TASK DIRECTIONS: Reproduce the listing word for word, leaving every picture behind.

RECORDS FOR THIS EXERCISE:
===

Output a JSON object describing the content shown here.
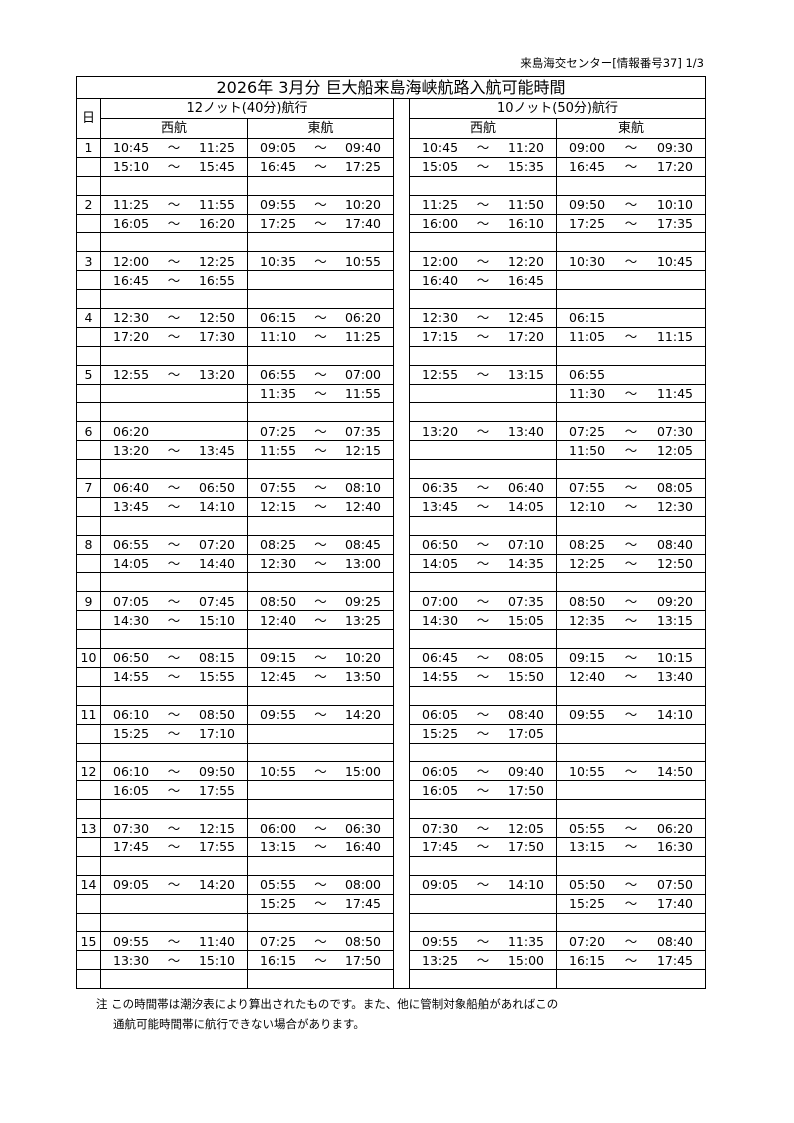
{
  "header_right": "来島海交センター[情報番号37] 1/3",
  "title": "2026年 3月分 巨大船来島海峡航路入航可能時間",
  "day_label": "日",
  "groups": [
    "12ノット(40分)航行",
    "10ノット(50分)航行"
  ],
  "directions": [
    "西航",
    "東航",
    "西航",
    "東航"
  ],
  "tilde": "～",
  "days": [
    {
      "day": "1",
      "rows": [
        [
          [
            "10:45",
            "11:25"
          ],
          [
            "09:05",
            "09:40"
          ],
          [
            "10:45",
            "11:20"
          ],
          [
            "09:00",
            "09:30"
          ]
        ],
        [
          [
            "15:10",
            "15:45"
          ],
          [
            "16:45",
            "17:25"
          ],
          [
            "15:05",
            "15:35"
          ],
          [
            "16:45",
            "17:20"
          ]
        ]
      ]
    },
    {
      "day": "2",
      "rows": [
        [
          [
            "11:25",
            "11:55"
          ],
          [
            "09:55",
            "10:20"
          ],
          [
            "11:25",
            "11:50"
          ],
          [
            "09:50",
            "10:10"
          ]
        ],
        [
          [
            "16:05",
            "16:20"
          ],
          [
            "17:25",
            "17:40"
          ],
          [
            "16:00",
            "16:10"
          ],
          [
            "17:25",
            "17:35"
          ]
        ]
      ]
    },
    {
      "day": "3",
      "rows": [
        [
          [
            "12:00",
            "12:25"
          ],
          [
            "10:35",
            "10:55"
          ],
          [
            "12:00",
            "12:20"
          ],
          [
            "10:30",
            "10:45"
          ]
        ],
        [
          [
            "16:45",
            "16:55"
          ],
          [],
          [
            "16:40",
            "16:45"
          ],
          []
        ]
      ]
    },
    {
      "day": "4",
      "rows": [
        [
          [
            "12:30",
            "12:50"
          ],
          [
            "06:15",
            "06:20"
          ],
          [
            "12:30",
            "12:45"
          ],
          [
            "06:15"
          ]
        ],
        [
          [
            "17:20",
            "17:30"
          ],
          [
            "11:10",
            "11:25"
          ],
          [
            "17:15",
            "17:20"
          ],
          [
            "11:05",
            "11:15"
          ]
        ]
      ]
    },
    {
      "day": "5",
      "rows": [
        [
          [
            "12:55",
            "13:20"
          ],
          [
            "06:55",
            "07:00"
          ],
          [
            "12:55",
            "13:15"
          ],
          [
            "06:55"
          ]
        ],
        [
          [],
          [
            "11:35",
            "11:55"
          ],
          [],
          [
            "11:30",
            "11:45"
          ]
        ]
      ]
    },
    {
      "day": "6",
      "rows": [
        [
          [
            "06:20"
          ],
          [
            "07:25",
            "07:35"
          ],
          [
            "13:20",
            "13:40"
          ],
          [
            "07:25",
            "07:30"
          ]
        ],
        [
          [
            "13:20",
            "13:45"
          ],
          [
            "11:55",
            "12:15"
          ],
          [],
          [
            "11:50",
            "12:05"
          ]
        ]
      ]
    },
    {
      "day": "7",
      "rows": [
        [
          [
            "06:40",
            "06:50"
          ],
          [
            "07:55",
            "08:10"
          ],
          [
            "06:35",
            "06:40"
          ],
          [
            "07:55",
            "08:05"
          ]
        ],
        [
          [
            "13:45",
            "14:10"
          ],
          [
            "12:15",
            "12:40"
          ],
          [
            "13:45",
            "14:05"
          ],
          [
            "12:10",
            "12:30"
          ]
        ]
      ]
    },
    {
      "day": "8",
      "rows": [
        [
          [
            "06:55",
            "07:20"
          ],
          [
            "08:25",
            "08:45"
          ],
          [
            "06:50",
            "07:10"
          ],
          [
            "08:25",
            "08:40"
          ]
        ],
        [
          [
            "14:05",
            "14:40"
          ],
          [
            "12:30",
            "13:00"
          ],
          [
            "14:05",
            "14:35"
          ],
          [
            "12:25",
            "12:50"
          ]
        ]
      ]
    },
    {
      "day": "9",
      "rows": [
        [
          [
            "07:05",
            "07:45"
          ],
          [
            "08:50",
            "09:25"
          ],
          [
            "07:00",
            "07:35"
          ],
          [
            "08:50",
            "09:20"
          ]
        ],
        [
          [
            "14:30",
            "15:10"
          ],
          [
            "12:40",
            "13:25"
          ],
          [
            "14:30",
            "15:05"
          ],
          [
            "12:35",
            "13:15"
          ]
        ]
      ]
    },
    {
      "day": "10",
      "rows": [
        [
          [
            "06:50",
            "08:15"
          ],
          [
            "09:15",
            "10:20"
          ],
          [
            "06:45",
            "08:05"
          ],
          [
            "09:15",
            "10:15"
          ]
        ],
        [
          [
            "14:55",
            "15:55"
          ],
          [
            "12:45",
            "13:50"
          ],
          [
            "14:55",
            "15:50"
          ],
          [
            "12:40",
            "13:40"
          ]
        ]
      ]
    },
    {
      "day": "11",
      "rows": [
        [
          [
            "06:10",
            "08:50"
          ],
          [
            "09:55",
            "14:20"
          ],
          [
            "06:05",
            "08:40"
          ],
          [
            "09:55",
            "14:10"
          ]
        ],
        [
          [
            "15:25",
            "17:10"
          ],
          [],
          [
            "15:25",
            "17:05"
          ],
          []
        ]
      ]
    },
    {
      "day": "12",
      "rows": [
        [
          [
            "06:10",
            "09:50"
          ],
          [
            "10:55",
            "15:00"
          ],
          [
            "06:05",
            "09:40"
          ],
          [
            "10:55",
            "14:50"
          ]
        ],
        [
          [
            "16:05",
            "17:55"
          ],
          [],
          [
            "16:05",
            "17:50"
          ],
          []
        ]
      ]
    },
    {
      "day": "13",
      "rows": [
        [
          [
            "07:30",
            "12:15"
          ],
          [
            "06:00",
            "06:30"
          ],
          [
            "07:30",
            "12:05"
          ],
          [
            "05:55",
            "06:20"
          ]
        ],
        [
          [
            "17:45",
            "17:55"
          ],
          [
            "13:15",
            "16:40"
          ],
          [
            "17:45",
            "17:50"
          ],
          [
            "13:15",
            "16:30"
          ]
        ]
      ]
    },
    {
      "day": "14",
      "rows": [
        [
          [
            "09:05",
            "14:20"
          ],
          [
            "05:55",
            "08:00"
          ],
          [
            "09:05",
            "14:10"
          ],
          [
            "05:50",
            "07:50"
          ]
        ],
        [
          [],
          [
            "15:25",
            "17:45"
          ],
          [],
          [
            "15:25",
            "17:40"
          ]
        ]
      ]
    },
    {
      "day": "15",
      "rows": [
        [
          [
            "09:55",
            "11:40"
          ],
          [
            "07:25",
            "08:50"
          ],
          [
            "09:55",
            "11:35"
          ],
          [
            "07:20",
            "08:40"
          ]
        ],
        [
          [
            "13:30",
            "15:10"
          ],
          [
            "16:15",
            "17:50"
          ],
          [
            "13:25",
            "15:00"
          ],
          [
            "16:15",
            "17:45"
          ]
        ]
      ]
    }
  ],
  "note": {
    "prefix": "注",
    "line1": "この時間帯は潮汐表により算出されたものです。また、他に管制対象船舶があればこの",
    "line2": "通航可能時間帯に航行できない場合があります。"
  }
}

===

ANSWER FOR THIS EXERCISE:
Output a JSON object describing the content shown here.
{
  "header_right": "来島海交センター[情報番号37] 1/3",
  "title": "2026年 3月分 巨大船来島海峡航路入航可能時間",
  "day_label": "日",
  "groups": [
    "12ノット(40分)航行",
    "10ノット(50分)航行"
  ],
  "directions": [
    "西航",
    "東航",
    "西航",
    "東航"
  ],
  "tilde": "～",
  "days": [
    {
      "day": "1",
      "rows": [
        [
          [
            "10:45",
            "11:25"
          ],
          [
            "09:05",
            "09:40"
          ],
          [
            "10:45",
            "11:20"
          ],
          [
            "09:00",
            "09:30"
          ]
        ],
        [
          [
            "15:10",
            "15:45"
          ],
          [
            "16:45",
            "17:25"
          ],
          [
            "15:05",
            "15:35"
          ],
          [
            "16:45",
            "17:20"
          ]
        ]
      ]
    },
    {
      "day": "2",
      "rows": [
        [
          [
            "11:25",
            "11:55"
          ],
          [
            "09:55",
            "10:20"
          ],
          [
            "11:25",
            "11:50"
          ],
          [
            "09:50",
            "10:10"
          ]
        ],
        [
          [
            "16:05",
            "16:20"
          ],
          [
            "17:25",
            "17:40"
          ],
          [
            "16:00",
            "16:10"
          ],
          [
            "17:25",
            "17:35"
          ]
        ]
      ]
    },
    {
      "day": "3",
      "rows": [
        [
          [
            "12:00",
            "12:25"
          ],
          [
            "10:35",
            "10:55"
          ],
          [
            "12:00",
            "12:20"
          ],
          [
            "10:30",
            "10:45"
          ]
        ],
        [
          [
            "16:45",
            "16:55"
          ],
          [],
          [
            "16:40",
            "16:45"
          ],
          []
        ]
      ]
    },
    {
      "day": "4",
      "rows": [
        [
          [
            "12:30",
            "12:50"
          ],
          [
            "06:15",
            "06:20"
          ],
          [
            "12:30",
            "12:45"
          ],
          [
            "06:15"
          ]
        ],
        [
          [
            "17:20",
            "17:30"
          ],
          [
            "11:10",
            "11:25"
          ],
          [
            "17:15",
            "17:20"
          ],
          [
            "11:05",
            "11:15"
          ]
        ]
      ]
    },
    {
      "day": "5",
      "rows": [
        [
          [
            "12:55",
            "13:20"
          ],
          [
            "06:55",
            "07:00"
          ],
          [
            "12:55",
            "13:15"
          ],
          [
            "06:55"
          ]
        ],
        [
          [],
          [
            "11:35",
            "11:55"
          ],
          [],
          [
            "11:30",
            "11:45"
          ]
        ]
      ]
    },
    {
      "day": "6",
      "rows": [
        [
          [
            "06:20"
          ],
          [
            "07:25",
            "07:35"
          ],
          [
            "13:20",
            "13:40"
          ],
          [
            "07:25",
            "07:30"
          ]
        ],
        [
          [
            "13:20",
            "13:45"
          ],
          [
            "11:55",
            "12:15"
          ],
          [],
          [
            "11:50",
            "12:05"
          ]
        ]
      ]
    },
    {
      "day": "7",
      "rows": [
        [
          [
            "06:40",
            "06:50"
          ],
          [
            "07:55",
            "08:10"
          ],
          [
            "06:35",
            "06:40"
          ],
          [
            "07:55",
            "08:05"
          ]
        ],
        [
          [
            "13:45",
            "14:10"
          ],
          [
            "12:15",
            "12:40"
          ],
          [
            "13:45",
            "14:05"
          ],
          [
            "12:10",
            "12:30"
          ]
        ]
      ]
    },
    {
      "day": "8",
      "rows": [
        [
          [
            "06:55",
            "07:20"
          ],
          [
            "08:25",
            "08:45"
          ],
          [
            "06:50",
            "07:10"
          ],
          [
            "08:25",
            "08:40"
          ]
        ],
        [
          [
            "14:05",
            "14:40"
          ],
          [
            "12:30",
            "13:00"
          ],
          [
            "14:05",
            "14:35"
          ],
          [
            "12:25",
            "12:50"
          ]
        ]
      ]
    },
    {
      "day": "9",
      "rows": [
        [
          [
            "07:05",
            "07:45"
          ],
          [
            "08:50",
            "09:25"
          ],
          [
            "07:00",
            "07:35"
          ],
          [
            "08:50",
            "09:20"
          ]
        ],
        [
          [
            "14:30",
            "15:10"
          ],
          [
            "12:40",
            "13:25"
          ],
          [
            "14:30",
            "15:05"
          ],
          [
            "12:35",
            "13:15"
          ]
        ]
      ]
    },
    {
      "day": "10",
      "rows": [
        [
          [
            "06:50",
            "08:15"
          ],
          [
            "09:15",
            "10:20"
          ],
          [
            "06:45",
            "08:05"
          ],
          [
            "09:15",
            "10:15"
          ]
        ],
        [
          [
            "14:55",
            "15:55"
          ],
          [
            "12:45",
            "13:50"
          ],
          [
            "14:55",
            "15:50"
          ],
          [
            "12:40",
            "13:40"
          ]
        ]
      ]
    },
    {
      "day": "11",
      "rows": [
        [
          [
            "06:10",
            "08:50"
          ],
          [
            "09:55",
            "14:20"
          ],
          [
            "06:05",
            "08:40"
          ],
          [
            "09:55",
            "14:10"
          ]
        ],
        [
          [
            "15:25",
            "17:10"
          ],
          [],
          [
            "15:25",
            "17:05"
          ],
          []
        ]
      ]
    },
    {
      "day": "12",
      "rows": [
        [
          [
            "06:10",
            "09:50"
          ],
          [
            "10:55",
            "15:00"
          ],
          [
            "06:05",
            "09:40"
          ],
          [
            "10:55",
            "14:50"
          ]
        ],
        [
          [
            "16:05",
            "17:55"
          ],
          [],
          [
            "16:05",
            "17:50"
          ],
          []
        ]
      ]
    },
    {
      "day": "13",
      "rows": [
        [
          [
            "07:30",
            "12:15"
          ],
          [
            "06:00",
            "06:30"
          ],
          [
            "07:30",
            "12:05"
          ],
          [
            "05:55",
            "06:20"
          ]
        ],
        [
          [
            "17:45",
            "17:55"
          ],
          [
            "13:15",
            "16:40"
          ],
          [
            "17:45",
            "17:50"
          ],
          [
            "13:15",
            "16:30"
          ]
        ]
      ]
    },
    {
      "day": "14",
      "rows": [
        [
          [
            "09:05",
            "14:20"
          ],
          [
            "05:55",
            "08:00"
          ],
          [
            "09:05",
            "14:10"
          ],
          [
            "05:50",
            "07:50"
          ]
        ],
        [
          [],
          [
            "15:25",
            "17:45"
          ],
          [],
          [
            "15:25",
            "17:40"
          ]
        ]
      ]
    },
    {
      "day": "15",
      "rows": [
        [
          [
            "09:55",
            "11:40"
          ],
          [
            "07:25",
            "08:50"
          ],
          [
            "09:55",
            "11:35"
          ],
          [
            "07:20",
            "08:40"
          ]
        ],
        [
          [
            "13:30",
            "15:10"
          ],
          [
            "16:15",
            "17:50"
          ],
          [
            "13:25",
            "15:00"
          ],
          [
            "16:15",
            "17:45"
          ]
        ]
      ]
    }
  ],
  "note": {
    "prefix": "注",
    "line1": "この時間帯は潮汐表により算出されたものです。また、他に管制対象船舶があればこの",
    "line2": "通航可能時間帯に航行できない場合があります。"
  }
}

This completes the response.